START Dataset extract

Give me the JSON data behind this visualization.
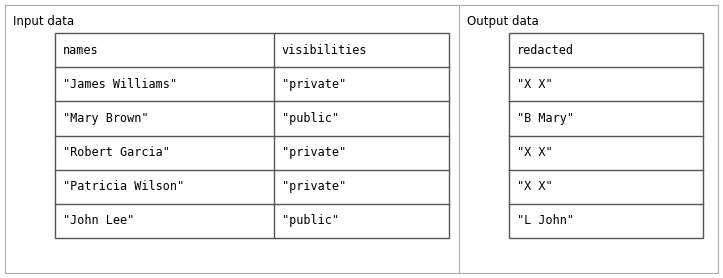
{
  "input_label": "Input data",
  "output_label": "Output data",
  "input_headers": [
    "names",
    "visibilities"
  ],
  "input_rows": [
    [
      "\"James Williams\"",
      "\"private\""
    ],
    [
      "\"Mary Brown\"",
      "\"public\""
    ],
    [
      "\"Robert Garcia\"",
      "\"private\""
    ],
    [
      "\"Patricia Wilson\"",
      "\"private\""
    ],
    [
      "\"John Lee\"",
      "\"public\""
    ]
  ],
  "output_headers": [
    "redacted"
  ],
  "output_rows": [
    [
      "\"X X\""
    ],
    [
      "\"B Mary\""
    ],
    [
      "\"X X\""
    ],
    [
      "\"X X\""
    ],
    [
      "\"L John\""
    ]
  ],
  "font_family": "monospace",
  "font_size": 8.5,
  "label_font_size": 8.5,
  "bg_color": "#ffffff",
  "border_color": "#555555",
  "text_color": "#000000",
  "outer_border_color": "#aaaaaa",
  "fig_w": 7.23,
  "fig_h": 2.78,
  "dpi": 100
}
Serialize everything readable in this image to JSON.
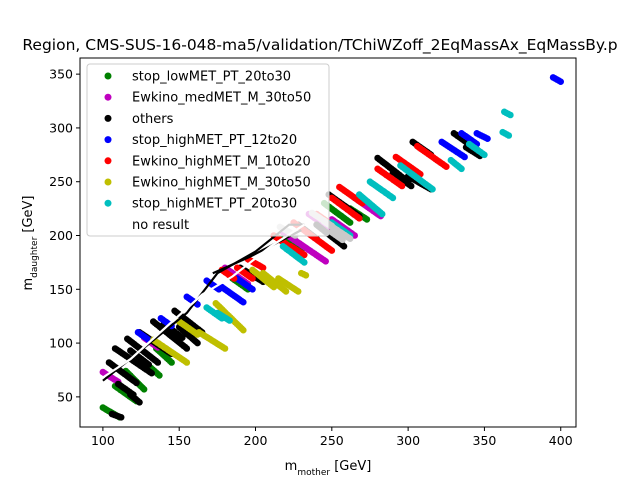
{
  "chart_data": {
    "type": "scatter",
    "title": "Region, CMS-SUS-16-048-ma5/validation/TChiWZoff_2EqMassAx_EqMassBy.p",
    "xlabel": "m_mother [GeV]",
    "ylabel": "m_daughter [GeV]",
    "xlim": [
      85,
      410
    ],
    "ylim": [
      22,
      365
    ],
    "xticks": [
      100,
      150,
      200,
      250,
      300,
      350,
      400
    ],
    "yticks": [
      50,
      100,
      150,
      200,
      250,
      300,
      350
    ],
    "legend_position": "top-left",
    "grid": false,
    "series": [
      {
        "name": "stop_lowMET_PT_20to30",
        "color": "#008000",
        "segments": [
          [
            [
              100,
              40
            ],
            [
              111,
              31
            ]
          ],
          [
            [
              108,
              60
            ],
            [
              122,
              46
            ]
          ],
          [
            [
              115,
              74
            ],
            [
              127,
              57
            ]
          ],
          [
            [
              125,
              85
            ],
            [
              137,
              70
            ]
          ],
          [
            [
              135,
              95
            ],
            [
              145,
              82
            ]
          ],
          [
            [
              155,
              120
            ],
            [
              165,
              109
            ]
          ],
          [
            [
              185,
              160
            ],
            [
              195,
              150
            ]
          ],
          [
            [
              215,
              198
            ],
            [
              230,
              186
            ]
          ],
          [
            [
              245,
              230
            ],
            [
              262,
              212
            ]
          ],
          [
            [
              262,
              225
            ],
            [
              273,
              215
            ]
          ]
        ]
      },
      {
        "name": "Ewkino_medMET_M_30to50",
        "color": "#bf00bf",
        "segments": [
          [
            [
              100,
              73
            ],
            [
              110,
              64
            ]
          ],
          [
            [
              127,
              105
            ],
            [
              136,
              96
            ]
          ],
          [
            [
              180,
              170
            ],
            [
              195,
              155
            ]
          ],
          [
            [
              218,
              203
            ],
            [
              246,
              176
            ]
          ],
          [
            [
              235,
              220
            ],
            [
              252,
              203
            ]
          ],
          [
            [
              250,
              215
            ],
            [
              265,
              200
            ]
          ],
          [
            [
              265,
              235
            ],
            [
              282,
              218
            ]
          ]
        ]
      },
      {
        "name": "others",
        "color": "#000000",
        "segments": [
          [
            [
              104,
              82
            ],
            [
              122,
              63
            ]
          ],
          [
            [
              108,
              95
            ],
            [
              132,
              72
            ]
          ],
          [
            [
              116,
              104
            ],
            [
              136,
              82
            ]
          ],
          [
            [
              118,
              93
            ],
            [
              130,
              80
            ]
          ],
          [
            [
              124,
              110
            ],
            [
              145,
              90
            ]
          ],
          [
            [
              133,
              120
            ],
            [
              155,
              95
            ]
          ],
          [
            [
              140,
              118
            ],
            [
              152,
              105
            ]
          ],
          [
            [
              147,
              130
            ],
            [
              165,
              110
            ]
          ],
          [
            [
              150,
              115
            ],
            [
              162,
              100
            ]
          ],
          [
            [
              190,
              170
            ],
            [
              205,
              157
            ]
          ],
          [
            [
              228,
              210
            ],
            [
              240,
              197
            ]
          ],
          [
            [
              240,
              210
            ],
            [
              258,
              190
            ]
          ],
          [
            [
              248,
              238
            ],
            [
              268,
              218
            ]
          ],
          [
            [
              280,
              272
            ],
            [
              300,
              250
            ]
          ],
          [
            [
              290,
              258
            ],
            [
              302,
              246
            ]
          ],
          [
            [
              300,
              255
            ],
            [
              315,
              243
            ]
          ],
          [
            [
              303,
              287
            ],
            [
              315,
              275
            ]
          ],
          [
            [
              330,
              295
            ],
            [
              345,
              280
            ]
          ],
          [
            [
              338,
              282
            ],
            [
              347,
              274
            ]
          ],
          [
            [
              110,
              62
            ],
            [
              120,
              52
            ]
          ],
          [
            [
              106,
              34
            ],
            [
              112,
              31
            ]
          ],
          [
            [
              118,
              52
            ],
            [
              124,
              45
            ]
          ]
        ]
      },
      {
        "name": "stop_highMET_PT_12to20",
        "color": "#0000ff",
        "segments": [
          [
            [
              123,
              110
            ],
            [
              130,
              103
            ]
          ],
          [
            [
              138,
              123
            ],
            [
              145,
              116
            ]
          ],
          [
            [
              155,
              143
            ],
            [
              162,
              136
            ]
          ],
          [
            [
              168,
              158
            ],
            [
              176,
              150
            ]
          ],
          [
            [
              178,
              152
            ],
            [
              192,
              138
            ]
          ],
          [
            [
              188,
              160
            ],
            [
              198,
              150
            ]
          ],
          [
            [
              322,
              287
            ],
            [
              337,
              273
            ]
          ],
          [
            [
              335,
              295
            ],
            [
              345,
              285
            ]
          ],
          [
            [
              345,
              295
            ],
            [
              352,
              290
            ]
          ],
          [
            [
              395,
              347
            ],
            [
              400,
              343
            ]
          ]
        ]
      },
      {
        "name": "Ewkino_highMET_M_10to20",
        "color": "#ff0000",
        "segments": [
          [
            [
              212,
              200
            ],
            [
              222,
              190
            ]
          ],
          [
            [
              223,
              190
            ],
            [
              232,
              182
            ]
          ],
          [
            [
              225,
              212
            ],
            [
              250,
              186
            ]
          ],
          [
            [
              240,
              220
            ],
            [
              260,
              200
            ]
          ],
          [
            [
              250,
              235
            ],
            [
              268,
              216
            ]
          ],
          [
            [
              255,
              245
            ],
            [
              270,
              230
            ]
          ],
          [
            [
              280,
              262
            ],
            [
              296,
              246
            ]
          ],
          [
            [
              292,
              273
            ],
            [
              308,
              257
            ]
          ],
          [
            [
              306,
              283
            ],
            [
              325,
              264
            ]
          ],
          [
            [
              188,
              170
            ],
            [
              198,
              160
            ]
          ],
          [
            [
              195,
              178
            ],
            [
              205,
              170
            ]
          ],
          [
            [
              178,
              168
            ],
            [
              186,
              160
            ]
          ]
        ]
      },
      {
        "name": "Ewkino_highMET_M_30to50",
        "color": "#bfbf00",
        "segments": [
          [
            [
              133,
              103
            ],
            [
              155,
              82
            ]
          ],
          [
            [
              150,
              120
            ],
            [
              162,
              108
            ]
          ],
          [
            [
              163,
              110
            ],
            [
              180,
              95
            ]
          ],
          [
            [
              174,
              137
            ],
            [
              192,
              112
            ]
          ],
          [
            [
              198,
              168
            ],
            [
              212,
              152
            ]
          ],
          [
            [
              205,
              165
            ],
            [
              220,
              148
            ]
          ],
          [
            [
              215,
              160
            ],
            [
              228,
              148
            ]
          ],
          [
            [
              230,
              165
            ],
            [
              233,
              163
            ]
          ]
        ]
      },
      {
        "name": "stop_highMET_PT_20to30",
        "color": "#00bfbf",
        "segments": [
          [
            [
              168,
              133
            ],
            [
              178,
              123
            ]
          ],
          [
            [
              175,
              128
            ],
            [
              183,
              121
            ]
          ],
          [
            [
              218,
              190
            ],
            [
              232,
              175
            ]
          ],
          [
            [
              250,
              212
            ],
            [
              262,
              200
            ]
          ],
          [
            [
              268,
              238
            ],
            [
              283,
              220
            ]
          ],
          [
            [
              275,
              250
            ],
            [
              290,
              235
            ]
          ],
          [
            [
              295,
              265
            ],
            [
              316,
              243
            ]
          ],
          [
            [
              328,
              270
            ],
            [
              335,
              262
            ]
          ],
          [
            [
              340,
              285
            ],
            [
              350,
              275
            ]
          ],
          [
            [
              363,
              315
            ],
            [
              367,
              312
            ]
          ],
          [
            [
              362,
              296
            ],
            [
              366,
              293
            ]
          ]
        ]
      },
      {
        "name": "no result",
        "color": "#c8c8c8",
        "segments": [
          [
            [
              237,
              221
            ],
            [
              250,
              209
            ]
          ],
          [
            [
              245,
              213
            ],
            [
              262,
              197
            ]
          ],
          [
            [
              250,
              203
            ],
            [
              257,
              196
            ]
          ],
          [
            [
              216,
              208
            ],
            [
              226,
              200
            ]
          ]
        ]
      }
    ],
    "lines": [
      {
        "color": "#000000",
        "points": [
          [
            100,
            65
          ],
          [
            115,
            82
          ],
          [
            155,
            128
          ],
          [
            175,
            165
          ],
          [
            200,
            185
          ],
          [
            222,
            210
          ],
          [
            232,
            210
          ]
        ]
      },
      {
        "color": "#000000",
        "points": [
          [
            172,
            165
          ],
          [
            196,
            180
          ],
          [
            230,
            205
          ]
        ]
      },
      {
        "color": "#ffffff",
        "points": [
          [
            100,
            68
          ],
          [
            118,
            85
          ],
          [
            165,
            145
          ],
          [
            185,
            162
          ],
          [
            210,
            190
          ],
          [
            232,
            210
          ]
        ]
      }
    ]
  }
}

END Dataset extract

Challenge: Go through the listing above and list every line that has the word "JSON".

Answer below:
Give me the JSON data behind this visualization.
Serialize everything readable in this image to JSON.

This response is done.